> WRITTEN INSTRUCTION: Write the data out again exactly, with no pictures.

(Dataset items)
:::::

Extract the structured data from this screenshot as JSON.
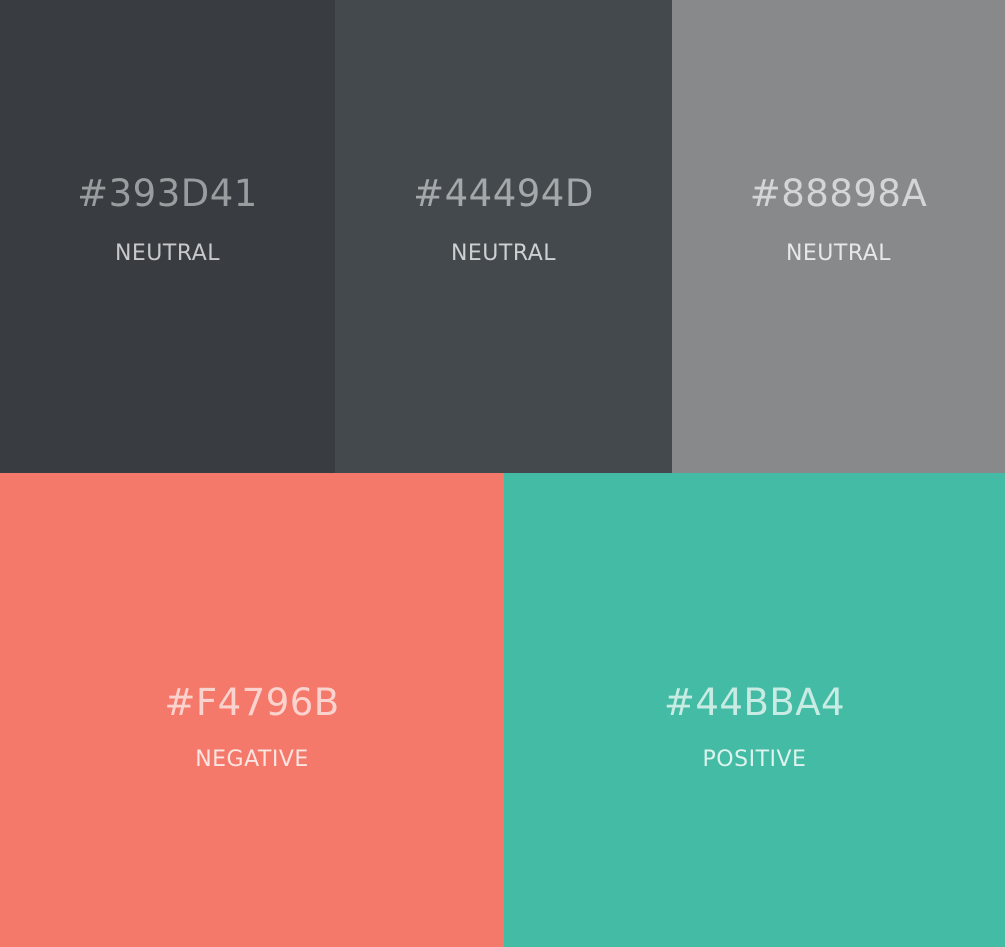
{
  "swatches": [
    {
      "hex": "#393D41",
      "label": "NEUTRAL",
      "color": "#393D41",
      "text_color": "#9A9DA0",
      "label_color": "#C6C8CA"
    },
    {
      "hex": "#44494D",
      "label": "NEUTRAL",
      "color": "#44494D",
      "text_color": "#A5A8AB",
      "label_color": "#CDCFD1"
    },
    {
      "hex": "#88898A",
      "label": "NEUTRAL",
      "color": "#88898A",
      "text_color": "#D4D5D6",
      "label_color": "#E6E7E8"
    },
    {
      "hex": "#F4796B",
      "label": "NEGATIVE",
      "color": "#F4796B",
      "text_color": "#FBD3CE",
      "label_color": "#FCE4E1"
    },
    {
      "hex": "#44BBA4",
      "label": "POSITIVE",
      "color": "#44BBA4",
      "text_color": "#C8EBE3",
      "label_color": "#DDF3EE"
    }
  ]
}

:::::

> ANSWER TO THIS PROBLEM:
Extract the structured data from this screenshot as JSON.
{
  "swatches": [
    {
      "hex": "#393D41",
      "label": "NEUTRAL",
      "color": "#393D41",
      "text_color": "#9A9DA0",
      "label_color": "#C6C8CA"
    },
    {
      "hex": "#44494D",
      "label": "NEUTRAL",
      "color": "#44494D",
      "text_color": "#A5A8AB",
      "label_color": "#CDCFD1"
    },
    {
      "hex": "#88898A",
      "label": "NEUTRAL",
      "color": "#88898A",
      "text_color": "#D4D5D6",
      "label_color": "#E6E7E8"
    },
    {
      "hex": "#F4796B",
      "label": "NEGATIVE",
      "color": "#F4796B",
      "text_color": "#FBD3CE",
      "label_color": "#FCE4E1"
    },
    {
      "hex": "#44BBA4",
      "label": "POSITIVE",
      "color": "#44BBA4",
      "text_color": "#C8EBE3",
      "label_color": "#DDF3EE"
    }
  ]
}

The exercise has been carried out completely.